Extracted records
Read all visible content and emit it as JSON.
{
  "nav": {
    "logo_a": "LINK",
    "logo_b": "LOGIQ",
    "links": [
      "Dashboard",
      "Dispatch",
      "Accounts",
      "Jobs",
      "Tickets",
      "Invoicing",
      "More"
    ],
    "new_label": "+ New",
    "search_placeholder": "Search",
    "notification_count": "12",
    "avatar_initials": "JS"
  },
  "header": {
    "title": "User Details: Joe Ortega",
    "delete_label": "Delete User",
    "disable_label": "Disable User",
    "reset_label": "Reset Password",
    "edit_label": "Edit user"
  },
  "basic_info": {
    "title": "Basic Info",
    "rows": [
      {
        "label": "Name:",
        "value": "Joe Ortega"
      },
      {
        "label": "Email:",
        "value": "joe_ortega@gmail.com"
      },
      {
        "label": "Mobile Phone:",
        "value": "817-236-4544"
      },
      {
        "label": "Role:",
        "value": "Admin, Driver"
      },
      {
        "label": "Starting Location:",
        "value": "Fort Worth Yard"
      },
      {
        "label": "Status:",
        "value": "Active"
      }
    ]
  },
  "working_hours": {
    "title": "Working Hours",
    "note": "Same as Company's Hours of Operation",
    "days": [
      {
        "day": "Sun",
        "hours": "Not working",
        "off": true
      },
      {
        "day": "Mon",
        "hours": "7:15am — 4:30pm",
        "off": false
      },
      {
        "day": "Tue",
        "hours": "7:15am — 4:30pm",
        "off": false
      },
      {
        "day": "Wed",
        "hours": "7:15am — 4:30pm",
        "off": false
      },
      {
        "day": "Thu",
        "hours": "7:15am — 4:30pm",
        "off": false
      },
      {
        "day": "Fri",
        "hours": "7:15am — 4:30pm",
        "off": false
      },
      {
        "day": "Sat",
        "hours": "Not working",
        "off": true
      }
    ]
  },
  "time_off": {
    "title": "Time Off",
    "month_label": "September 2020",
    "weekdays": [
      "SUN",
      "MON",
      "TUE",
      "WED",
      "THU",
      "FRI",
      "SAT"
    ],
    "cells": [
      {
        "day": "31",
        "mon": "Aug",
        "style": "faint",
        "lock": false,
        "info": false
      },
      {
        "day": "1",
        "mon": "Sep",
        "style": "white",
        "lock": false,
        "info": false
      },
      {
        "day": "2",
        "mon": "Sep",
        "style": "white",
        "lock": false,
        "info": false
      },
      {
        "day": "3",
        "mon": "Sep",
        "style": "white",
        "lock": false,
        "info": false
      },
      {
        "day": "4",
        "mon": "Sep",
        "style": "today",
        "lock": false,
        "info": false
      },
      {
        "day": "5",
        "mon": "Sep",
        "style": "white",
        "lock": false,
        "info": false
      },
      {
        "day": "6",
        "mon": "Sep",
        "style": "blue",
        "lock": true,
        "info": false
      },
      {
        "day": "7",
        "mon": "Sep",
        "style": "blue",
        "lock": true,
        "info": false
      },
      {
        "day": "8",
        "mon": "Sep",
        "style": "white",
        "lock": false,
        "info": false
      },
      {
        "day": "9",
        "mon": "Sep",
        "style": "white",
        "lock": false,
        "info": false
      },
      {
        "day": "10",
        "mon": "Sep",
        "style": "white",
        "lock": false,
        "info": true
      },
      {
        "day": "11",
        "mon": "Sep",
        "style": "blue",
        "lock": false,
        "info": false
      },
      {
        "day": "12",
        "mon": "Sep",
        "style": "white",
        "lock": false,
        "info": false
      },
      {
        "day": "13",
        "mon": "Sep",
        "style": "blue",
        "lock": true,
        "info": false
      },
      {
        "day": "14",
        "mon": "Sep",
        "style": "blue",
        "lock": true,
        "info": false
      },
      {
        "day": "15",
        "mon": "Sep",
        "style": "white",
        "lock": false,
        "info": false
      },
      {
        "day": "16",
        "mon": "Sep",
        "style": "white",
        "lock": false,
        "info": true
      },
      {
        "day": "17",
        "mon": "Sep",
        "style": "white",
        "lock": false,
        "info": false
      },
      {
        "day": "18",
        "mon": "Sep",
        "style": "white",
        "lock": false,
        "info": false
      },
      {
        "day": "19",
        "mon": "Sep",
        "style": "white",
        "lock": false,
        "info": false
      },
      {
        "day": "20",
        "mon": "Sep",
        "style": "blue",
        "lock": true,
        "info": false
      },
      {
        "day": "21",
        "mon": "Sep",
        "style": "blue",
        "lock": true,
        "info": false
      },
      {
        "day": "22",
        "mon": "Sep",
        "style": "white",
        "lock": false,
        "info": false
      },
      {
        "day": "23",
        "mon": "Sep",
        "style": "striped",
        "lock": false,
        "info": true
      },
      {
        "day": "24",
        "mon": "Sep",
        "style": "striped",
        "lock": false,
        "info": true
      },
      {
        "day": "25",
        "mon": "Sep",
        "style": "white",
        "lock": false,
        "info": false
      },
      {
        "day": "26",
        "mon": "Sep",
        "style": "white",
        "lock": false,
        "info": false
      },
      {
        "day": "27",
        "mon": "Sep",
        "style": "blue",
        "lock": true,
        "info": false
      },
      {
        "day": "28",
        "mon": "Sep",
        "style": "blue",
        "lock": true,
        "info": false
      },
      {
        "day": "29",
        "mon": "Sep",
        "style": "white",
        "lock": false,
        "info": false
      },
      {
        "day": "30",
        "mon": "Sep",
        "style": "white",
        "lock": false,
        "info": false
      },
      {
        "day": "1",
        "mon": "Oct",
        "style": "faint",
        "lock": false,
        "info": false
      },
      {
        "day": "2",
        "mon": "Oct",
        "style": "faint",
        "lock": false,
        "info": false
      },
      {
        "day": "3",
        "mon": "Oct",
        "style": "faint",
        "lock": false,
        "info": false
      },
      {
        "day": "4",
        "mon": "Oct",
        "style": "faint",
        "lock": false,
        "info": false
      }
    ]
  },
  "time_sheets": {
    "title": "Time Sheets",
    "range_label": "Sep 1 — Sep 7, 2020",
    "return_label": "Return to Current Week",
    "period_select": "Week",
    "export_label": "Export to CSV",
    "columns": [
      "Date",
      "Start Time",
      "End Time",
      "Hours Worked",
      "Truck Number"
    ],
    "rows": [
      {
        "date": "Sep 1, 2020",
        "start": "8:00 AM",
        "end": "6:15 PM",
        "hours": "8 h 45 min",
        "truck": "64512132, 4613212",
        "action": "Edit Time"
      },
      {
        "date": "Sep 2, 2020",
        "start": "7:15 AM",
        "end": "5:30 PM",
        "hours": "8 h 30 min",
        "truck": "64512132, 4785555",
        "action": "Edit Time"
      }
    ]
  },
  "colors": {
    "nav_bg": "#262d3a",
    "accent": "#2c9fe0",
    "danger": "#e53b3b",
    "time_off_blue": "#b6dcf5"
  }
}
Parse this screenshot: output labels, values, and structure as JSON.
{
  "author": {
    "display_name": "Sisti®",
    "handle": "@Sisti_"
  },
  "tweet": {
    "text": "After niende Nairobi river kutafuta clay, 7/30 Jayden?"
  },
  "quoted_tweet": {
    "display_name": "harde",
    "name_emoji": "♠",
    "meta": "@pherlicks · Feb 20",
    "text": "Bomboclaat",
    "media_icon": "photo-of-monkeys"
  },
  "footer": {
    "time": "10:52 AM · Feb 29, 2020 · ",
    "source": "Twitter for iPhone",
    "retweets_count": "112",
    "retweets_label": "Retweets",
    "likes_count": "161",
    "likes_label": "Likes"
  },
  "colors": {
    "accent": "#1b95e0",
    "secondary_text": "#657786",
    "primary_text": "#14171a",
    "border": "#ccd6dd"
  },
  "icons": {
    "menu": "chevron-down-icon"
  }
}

Description of the task: Write out all of the records once more, exactly.

Response to the exercise:
Read all visible content and emit it as JSON.
{
  "nav": {
    "logo_a": "LINK",
    "logo_b": "LOGIQ",
    "links": [
      "Dashboard",
      "Dispatch",
      "Accounts",
      "Jobs",
      "Tickets",
      "Invoicing",
      "More"
    ],
    "new_label": "+ New",
    "search_placeholder": "Search",
    "notification_count": "12",
    "avatar_initials": "JS"
  },
  "header": {
    "title": "User Details: Joe Ortega",
    "delete_label": "Delete User",
    "disable_label": "Disable User",
    "reset_label": "Reset Password",
    "edit_label": "Edit user"
  },
  "basic_info": {
    "title": "Basic Info",
    "rows": [
      {
        "label": "Name:",
        "value": "Joe Ortega"
      },
      {
        "label": "Email:",
        "value": "joe_ortega@gmail.com"
      },
      {
        "label": "Mobile Phone:",
        "value": "817-236-4544"
      },
      {
        "label": "Role:",
        "value": "Admin, Driver"
      },
      {
        "label": "Starting Location:",
        "value": "Fort Worth Yard"
      },
      {
        "label": "Status:",
        "value": "Active"
      }
    ]
  },
  "working_hours": {
    "title": "Working Hours",
    "note": "Same as Company's Hours of Operation",
    "days": [
      {
        "day": "Sun",
        "hours": "Not working",
        "off": true
      },
      {
        "day": "Mon",
        "hours": "7:15am — 4:30pm",
        "off": false
      },
      {
        "day": "Tue",
        "hours": "7:15am — 4:30pm",
        "off": false
      },
      {
        "day": "Wed",
        "hours": "7:15am — 4:30pm",
        "off": false
      },
      {
        "day": "Thu",
        "hours": "7:15am — 4:30pm",
        "off": false
      },
      {
        "day": "Fri",
        "hours": "7:15am — 4:30pm",
        "off": false
      },
      {
        "day": "Sat",
        "hours": "Not working",
        "off": true
      }
    ]
  },
  "time_off": {
    "title": "Time Off",
    "month_label": "September 2020",
    "weekdays": [
      "SUN",
      "MON",
      "TUE",
      "WED",
      "THU",
      "FRI",
      "SAT"
    ],
    "cells": [
      {
        "day": "31",
        "mon": "Aug",
        "style": "faint",
        "lock": false,
        "info": false
      },
      {
        "day": "1",
        "mon": "Sep",
        "style": "white",
        "lock": false,
        "info": false
      },
      {
        "day": "2",
        "mon": "Sep",
        "style": "white",
        "lock": false,
        "info": false
      },
      {
        "day": "3",
        "mon": "Sep",
        "style": "white",
        "lock": false,
        "info": false
      },
      {
        "day": "4",
        "mon": "Sep",
        "style": "today",
        "lock": false,
        "info": false
      },
      {
        "day": "5",
        "mon": "Sep",
        "style": "white",
        "lock": false,
        "info": false
      },
      {
        "day": "6",
        "mon": "Sep",
        "style": "blue",
        "lock": true,
        "info": false
      },
      {
        "day": "7",
        "mon": "Sep",
        "style": "blue",
        "lock": true,
        "info": false
      },
      {
        "day": "8",
        "mon": "Sep",
        "style": "white",
        "lock": false,
        "info": false
      },
      {
        "day": "9",
        "mon": "Sep",
        "style": "white",
        "lock": false,
        "info": false
      },
      {
        "day": "10",
        "mon": "Sep",
        "style": "white",
        "lock": false,
        "info": true
      },
      {
        "day": "11",
        "mon": "Sep",
        "style": "blue",
        "lock": false,
        "info": false
      },
      {
        "day": "12",
        "mon": "Sep",
        "style": "white",
        "lock": false,
        "info": false
      },
      {
        "day": "13",
        "mon": "Sep",
        "style": "blue",
        "lock": true,
        "info": false
      },
      {
        "day": "14",
        "mon": "Sep",
        "style": "blue",
        "lock": true,
        "info": false
      },
      {
        "day": "15",
        "mon": "Sep",
        "style": "white",
        "lock": false,
        "info": false
      },
      {
        "day": "16",
        "mon": "Sep",
        "style": "white",
        "lock": false,
        "info": true
      },
      {
        "day": "17",
        "mon": "Sep",
        "style": "white",
        "lock": false,
        "info": false
      },
      {
        "day": "18",
        "mon": "Sep",
        "style": "white",
        "lock": false,
        "info": false
      },
      {
        "day": "19",
        "mon": "Sep",
        "style": "white",
        "lock": false,
        "info": false
      },
      {
        "day": "20",
        "mon": "Sep",
        "style": "blue",
        "lock": true,
        "info": false
      },
      {
        "day": "21",
        "mon": "Sep",
        "style": "blue",
        "lock": true,
        "info": false
      },
      {
        "day": "22",
        "mon": "Sep",
        "style": "white",
        "lock": false,
        "info": false
      },
      {
        "day": "23",
        "mon": "Sep",
        "style": "striped",
        "lock": false,
        "info": true
      },
      {
        "day": "24",
        "mon": "Sep",
        "style": "striped",
        "lock": false,
        "info": true
      },
      {
        "day": "25",
        "mon": "Sep",
        "style": "white",
        "lock": false,
        "info": false
      },
      {
        "day": "26",
        "mon": "Sep",
        "style": "white",
        "lock": false,
        "info": false
      },
      {
        "day": "27",
        "mon": "Sep",
        "style": "blue",
        "lock": true,
        "info": false
      },
      {
        "day": "28",
        "mon": "Sep",
        "style": "blue",
        "lock": true,
        "info": false
      },
      {
        "day": "29",
        "mon": "Sep",
        "style": "white",
        "lock": false,
        "info": false
      },
      {
        "day": "30",
        "mon": "Sep",
        "style": "white",
        "lock": false,
        "info": false
      },
      {
        "day": "1",
        "mon": "Oct",
        "style": "faint",
        "lock": false,
        "info": false
      },
      {
        "day": "2",
        "mon": "Oct",
        "style": "faint",
        "lock": false,
        "info": false
      },
      {
        "day": "3",
        "mon": "Oct",
        "style": "faint",
        "lock": false,
        "info": false
      },
      {
        "day": "4",
        "mon": "Oct",
        "style": "faint",
        "lock": false,
        "info": false
      }
    ]
  },
  "time_sheets": {
    "title": "Time Sheets",
    "range_label": "Sep 1 — Sep 7, 2020",
    "return_label": "Return to Current Week",
    "period_select": "Week",
    "export_label": "Export to CSV",
    "columns": [
      "Date",
      "Start Time",
      "End Time",
      "Hours Worked",
      "Truck Number"
    ],
    "rows": [
      {
        "date": "Sep 1, 2020",
        "start": "8:00 AM",
        "end": "6:15 PM",
        "hours": "8 h 45 min",
        "truck": "64512132, 4613212",
        "action": "Edit Time"
      },
      {
        "date": "Sep 2, 2020",
        "start": "7:15 AM",
        "end": "5:30 PM",
        "hours": "8 h 30 min",
        "truck": "64512132, 4785555",
        "action": "Edit Time"
      }
    ]
  },
  "colors": {
    "nav_bg": "#262d3a",
    "accent": "#2c9fe0",
    "danger": "#e53b3b",
    "time_off_blue": "#b6dcf5"
  }
}
Parse this screenshot: output labels, values, and structure as JSON.
{
  "author": {
    "display_name": "Sisti®",
    "handle": "@Sisti_"
  },
  "tweet": {
    "text": "After niende Nairobi river kutafuta clay, 7/30 Jayden?"
  },
  "quoted_tweet": {
    "display_name": "harde",
    "name_emoji": "♠",
    "meta": "@pherlicks · Feb 20",
    "text": "Bomboclaat",
    "media_icon": "photo-of-monkeys"
  },
  "footer": {
    "time": "10:52 AM · Feb 29, 2020 · ",
    "source": "Twitter for iPhone",
    "retweets_count": "112",
    "retweets_label": "Retweets",
    "likes_count": "161",
    "likes_label": "Likes"
  },
  "colors": {
    "accent": "#1b95e0",
    "secondary_text": "#657786",
    "primary_text": "#14171a",
    "border": "#ccd6dd"
  },
  "icons": {
    "menu": "chevron-down-icon"
  }
}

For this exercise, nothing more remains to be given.